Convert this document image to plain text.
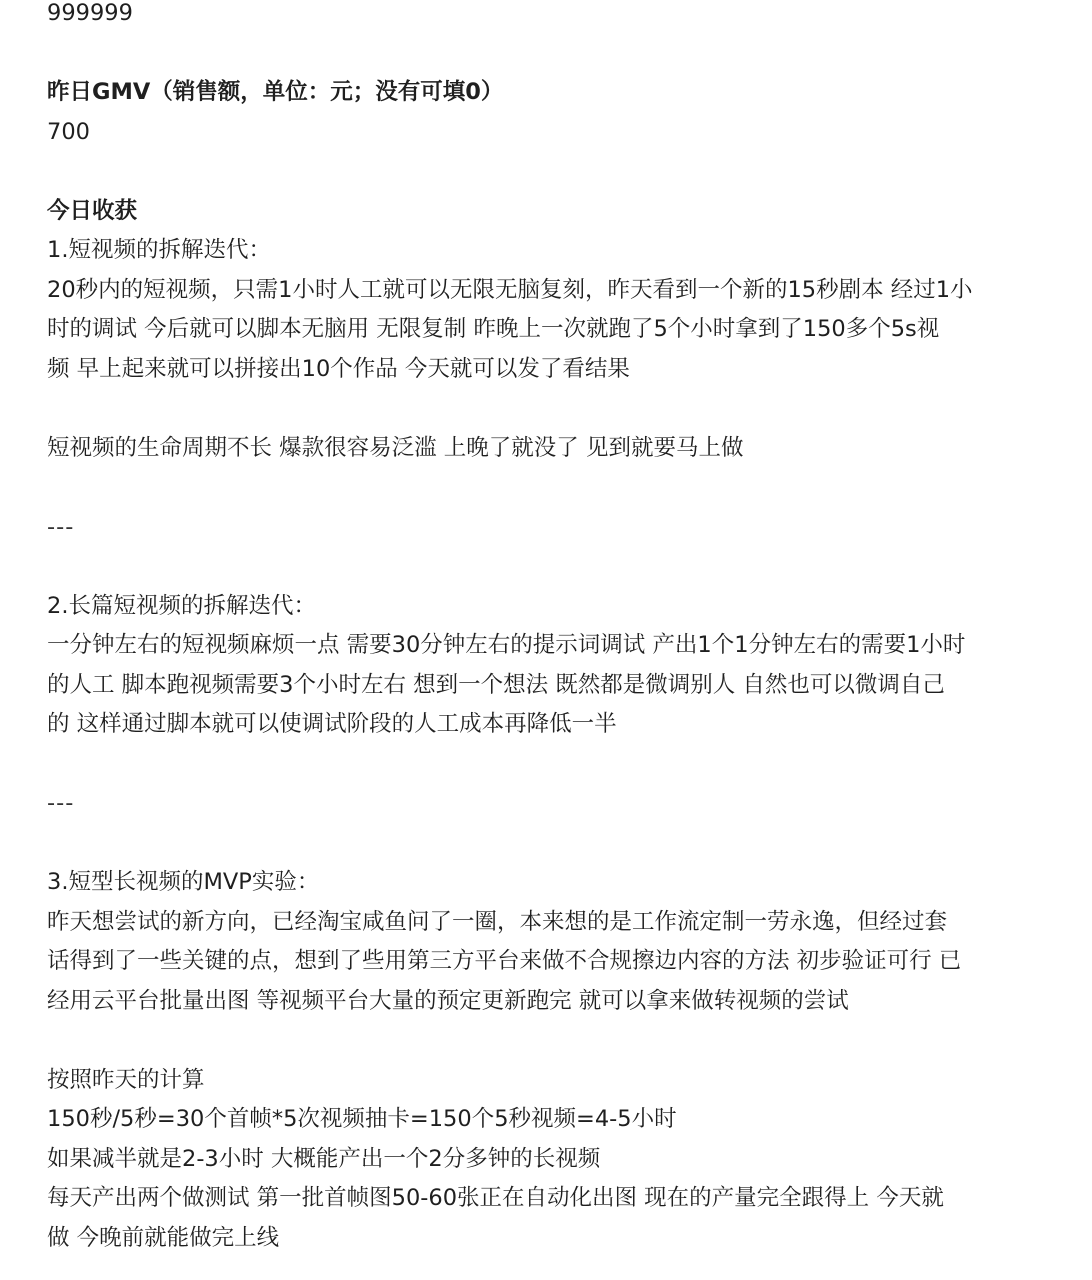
999999

昨日GMV（销售额，单位：元；没有可填0）

700

今日收获

1.短视频的拆解迭代：

20秒内的短视频，只需1小时人工就可以无限无脑复刻，昨天看到一个新的15秒剧本 经过1小

时的调试 今后就可以脚本无脑用 无限复制 昨晚上一次就跑了5个小时拿到了150多个5s视

频 早上起来就可以拼接出10个作品 今天就可以发了看结果

短视频的生命周期不长 爆款很容易泛滥 上晚了就没了 见到就要马上做

---

2.长篇短视频的拆解迭代：

一分钟左右的短视频麻烦一点 需要30分钟左右的提示词调试 产出1个1分钟左右的需要1小时

的人工 脚本跑视频需要3个小时左右 想到一个想法 既然都是微调别人 自然也可以微调自己

的 这样通过脚本就可以使调试阶段的人工成本再降低一半

---

3.短型长视频的MVP实验：

昨天想尝试的新方向，已经淘宝咸鱼问了一圈，本来想的是工作流定制一劳永逸，但经过套

话得到了一些关键的点，想到了些用第三方平台来做不合规擦边内容的方法 初步验证可行 已

经用云平台批量出图 等视频平台大量的预定更新跑完 就可以拿来做转视频的尝试

按照昨天的计算

150秒/5秒=30个首帧*5次视频抽卡=150个5秒视频=4-5小时

如果减半就是2-3小时 大概能产出一个2分多钟的长视频

每天产出两个做测试 第一批首帧图50-60张正在自动化出图 现在的产量完全跟得上 今天就

做 今晚前就能做完上线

****************

Reproduce the whole listing above word for word, but not its pictures.

Convert this document image to plain text.
999999

昨日GMV（销售额，单位：元；没有可填0）

700

今日收获

1.短视频的拆解迭代：

20秒内的短视频，只需1小时人工就可以无限无脑复刻，昨天看到一个新的15秒剧本 经过1小

时的调试 今后就可以脚本无脑用 无限复制 昨晚上一次就跑了5个小时拿到了150多个5s视

频 早上起来就可以拼接出10个作品 今天就可以发了看结果

短视频的生命周期不长 爆款很容易泛滥 上晚了就没了 见到就要马上做

---

2.长篇短视频的拆解迭代：

一分钟左右的短视频麻烦一点 需要30分钟左右的提示词调试 产出1个1分钟左右的需要1小时

的人工 脚本跑视频需要3个小时左右 想到一个想法 既然都是微调别人 自然也可以微调自己

的 这样通过脚本就可以使调试阶段的人工成本再降低一半

---

3.短型长视频的MVP实验：

昨天想尝试的新方向，已经淘宝咸鱼问了一圈，本来想的是工作流定制一劳永逸，但经过套

话得到了一些关键的点，想到了些用第三方平台来做不合规擦边内容的方法 初步验证可行 已

经用云平台批量出图 等视频平台大量的预定更新跑完 就可以拿来做转视频的尝试

按照昨天的计算

150秒/5秒=30个首帧*5次视频抽卡=150个5秒视频=4-5小时

如果减半就是2-3小时 大概能产出一个2分多钟的长视频

每天产出两个做测试 第一批首帧图50-60张正在自动化出图 现在的产量完全跟得上 今天就

做 今晚前就能做完上线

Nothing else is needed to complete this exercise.